WHAT YOU HAVE TO DO: Write out the whole listing again, exactly.
^^^^^^^^
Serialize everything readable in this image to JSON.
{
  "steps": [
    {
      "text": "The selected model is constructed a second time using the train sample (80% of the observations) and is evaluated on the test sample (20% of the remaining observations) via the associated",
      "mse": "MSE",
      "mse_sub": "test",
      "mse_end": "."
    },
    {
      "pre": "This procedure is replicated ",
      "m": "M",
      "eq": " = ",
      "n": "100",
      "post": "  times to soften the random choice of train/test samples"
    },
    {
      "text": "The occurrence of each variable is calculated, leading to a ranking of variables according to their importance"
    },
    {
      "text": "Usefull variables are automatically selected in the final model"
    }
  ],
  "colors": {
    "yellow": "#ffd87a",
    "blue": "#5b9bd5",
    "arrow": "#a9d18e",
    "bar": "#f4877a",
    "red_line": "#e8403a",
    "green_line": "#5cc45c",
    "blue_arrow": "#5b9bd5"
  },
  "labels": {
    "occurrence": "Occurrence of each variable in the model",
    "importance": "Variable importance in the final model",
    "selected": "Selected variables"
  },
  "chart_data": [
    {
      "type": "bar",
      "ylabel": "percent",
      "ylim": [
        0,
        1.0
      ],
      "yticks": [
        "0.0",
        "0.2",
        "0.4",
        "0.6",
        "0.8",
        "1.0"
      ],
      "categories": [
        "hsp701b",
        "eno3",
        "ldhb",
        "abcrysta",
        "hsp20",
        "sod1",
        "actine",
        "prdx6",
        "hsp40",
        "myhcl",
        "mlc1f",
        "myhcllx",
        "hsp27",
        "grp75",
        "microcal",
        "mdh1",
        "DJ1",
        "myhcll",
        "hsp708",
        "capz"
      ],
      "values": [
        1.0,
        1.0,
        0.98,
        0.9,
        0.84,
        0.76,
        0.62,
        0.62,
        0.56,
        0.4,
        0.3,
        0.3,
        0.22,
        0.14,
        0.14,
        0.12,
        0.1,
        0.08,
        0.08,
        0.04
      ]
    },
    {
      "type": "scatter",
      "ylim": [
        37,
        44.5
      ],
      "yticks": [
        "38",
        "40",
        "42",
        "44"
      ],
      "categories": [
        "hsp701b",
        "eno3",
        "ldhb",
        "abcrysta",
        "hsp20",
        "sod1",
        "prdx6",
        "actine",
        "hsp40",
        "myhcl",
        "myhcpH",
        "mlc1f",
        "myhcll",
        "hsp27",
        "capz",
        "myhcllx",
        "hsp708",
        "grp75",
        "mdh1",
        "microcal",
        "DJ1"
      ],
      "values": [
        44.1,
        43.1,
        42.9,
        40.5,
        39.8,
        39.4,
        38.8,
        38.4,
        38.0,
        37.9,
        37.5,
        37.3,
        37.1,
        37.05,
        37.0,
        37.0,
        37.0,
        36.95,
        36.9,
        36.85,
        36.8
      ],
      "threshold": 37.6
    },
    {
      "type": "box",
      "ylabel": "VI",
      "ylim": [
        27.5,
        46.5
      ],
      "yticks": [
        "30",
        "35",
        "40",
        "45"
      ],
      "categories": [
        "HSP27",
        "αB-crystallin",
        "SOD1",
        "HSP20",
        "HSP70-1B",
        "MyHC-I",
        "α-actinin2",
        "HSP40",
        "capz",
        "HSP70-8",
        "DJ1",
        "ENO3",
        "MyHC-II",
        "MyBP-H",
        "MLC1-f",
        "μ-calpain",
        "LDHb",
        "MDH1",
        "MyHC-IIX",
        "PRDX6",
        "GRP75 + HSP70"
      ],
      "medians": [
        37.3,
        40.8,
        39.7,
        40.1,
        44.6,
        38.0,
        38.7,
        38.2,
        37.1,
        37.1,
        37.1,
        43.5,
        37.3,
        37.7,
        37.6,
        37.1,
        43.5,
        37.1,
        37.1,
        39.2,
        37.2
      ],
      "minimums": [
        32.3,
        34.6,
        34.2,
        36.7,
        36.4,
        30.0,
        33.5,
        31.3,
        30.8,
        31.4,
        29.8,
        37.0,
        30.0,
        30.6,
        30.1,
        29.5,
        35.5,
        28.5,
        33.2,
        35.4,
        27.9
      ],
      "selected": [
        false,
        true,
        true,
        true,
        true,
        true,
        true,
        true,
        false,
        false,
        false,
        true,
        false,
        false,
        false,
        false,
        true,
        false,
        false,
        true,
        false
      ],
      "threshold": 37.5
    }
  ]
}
^^^^^^^^
COMPLETE ANSWER:
Serialize everything readable in this image to JSON.
{
  "steps": [
    {
      "text": "The selected model is constructed a second time using the train sample (80% of the observations) and is evaluated on the test sample (20% of the remaining observations) via the associated",
      "mse": "MSE",
      "mse_sub": "test",
      "mse_end": "."
    },
    {
      "pre": "This procedure is replicated ",
      "m": "M",
      "eq": " = ",
      "n": "100",
      "post": "  times to soften the random choice of train/test samples"
    },
    {
      "text": "The occurrence of each variable is calculated, leading to a ranking of variables according to their importance"
    },
    {
      "text": "Usefull variables are automatically selected in the final model"
    }
  ],
  "colors": {
    "yellow": "#ffd87a",
    "blue": "#5b9bd5",
    "arrow": "#a9d18e",
    "bar": "#f4877a",
    "red_line": "#e8403a",
    "green_line": "#5cc45c",
    "blue_arrow": "#5b9bd5"
  },
  "labels": {
    "occurrence": "Occurrence of each variable in the model",
    "importance": "Variable importance in the final model",
    "selected": "Selected variables"
  },
  "chart_data": [
    {
      "type": "bar",
      "ylabel": "percent",
      "ylim": [
        0,
        1.0
      ],
      "yticks": [
        "0.0",
        "0.2",
        "0.4",
        "0.6",
        "0.8",
        "1.0"
      ],
      "categories": [
        "hsp701b",
        "eno3",
        "ldhb",
        "abcrysta",
        "hsp20",
        "sod1",
        "actine",
        "prdx6",
        "hsp40",
        "myhcl",
        "mlc1f",
        "myhcllx",
        "hsp27",
        "grp75",
        "microcal",
        "mdh1",
        "DJ1",
        "myhcll",
        "hsp708",
        "capz"
      ],
      "values": [
        1.0,
        1.0,
        0.98,
        0.9,
        0.84,
        0.76,
        0.62,
        0.62,
        0.56,
        0.4,
        0.3,
        0.3,
        0.22,
        0.14,
        0.14,
        0.12,
        0.1,
        0.08,
        0.08,
        0.04
      ]
    },
    {
      "type": "scatter",
      "ylim": [
        37,
        44.5
      ],
      "yticks": [
        "38",
        "40",
        "42",
        "44"
      ],
      "categories": [
        "hsp701b",
        "eno3",
        "ldhb",
        "abcrysta",
        "hsp20",
        "sod1",
        "prdx6",
        "actine",
        "hsp40",
        "myhcl",
        "myhcpH",
        "mlc1f",
        "myhcll",
        "hsp27",
        "capz",
        "myhcllx",
        "hsp708",
        "grp75",
        "mdh1",
        "microcal",
        "DJ1"
      ],
      "values": [
        44.1,
        43.1,
        42.9,
        40.5,
        39.8,
        39.4,
        38.8,
        38.4,
        38.0,
        37.9,
        37.5,
        37.3,
        37.1,
        37.05,
        37.0,
        37.0,
        37.0,
        36.95,
        36.9,
        36.85,
        36.8
      ],
      "threshold": 37.6
    },
    {
      "type": "box",
      "ylabel": "VI",
      "ylim": [
        27.5,
        46.5
      ],
      "yticks": [
        "30",
        "35",
        "40",
        "45"
      ],
      "categories": [
        "HSP27",
        "αB-crystallin",
        "SOD1",
        "HSP20",
        "HSP70-1B",
        "MyHC-I",
        "α-actinin2",
        "HSP40",
        "capz",
        "HSP70-8",
        "DJ1",
        "ENO3",
        "MyHC-II",
        "MyBP-H",
        "MLC1-f",
        "μ-calpain",
        "LDHb",
        "MDH1",
        "MyHC-IIX",
        "PRDX6",
        "GRP75 + HSP70"
      ],
      "medians": [
        37.3,
        40.8,
        39.7,
        40.1,
        44.6,
        38.0,
        38.7,
        38.2,
        37.1,
        37.1,
        37.1,
        43.5,
        37.3,
        37.7,
        37.6,
        37.1,
        43.5,
        37.1,
        37.1,
        39.2,
        37.2
      ],
      "minimums": [
        32.3,
        34.6,
        34.2,
        36.7,
        36.4,
        30.0,
        33.5,
        31.3,
        30.8,
        31.4,
        29.8,
        37.0,
        30.0,
        30.6,
        30.1,
        29.5,
        35.5,
        28.5,
        33.2,
        35.4,
        27.9
      ],
      "selected": [
        false,
        true,
        true,
        true,
        true,
        true,
        true,
        true,
        false,
        false,
        false,
        true,
        false,
        false,
        false,
        false,
        true,
        false,
        false,
        true,
        false
      ],
      "threshold": 37.5
    }
  ]
}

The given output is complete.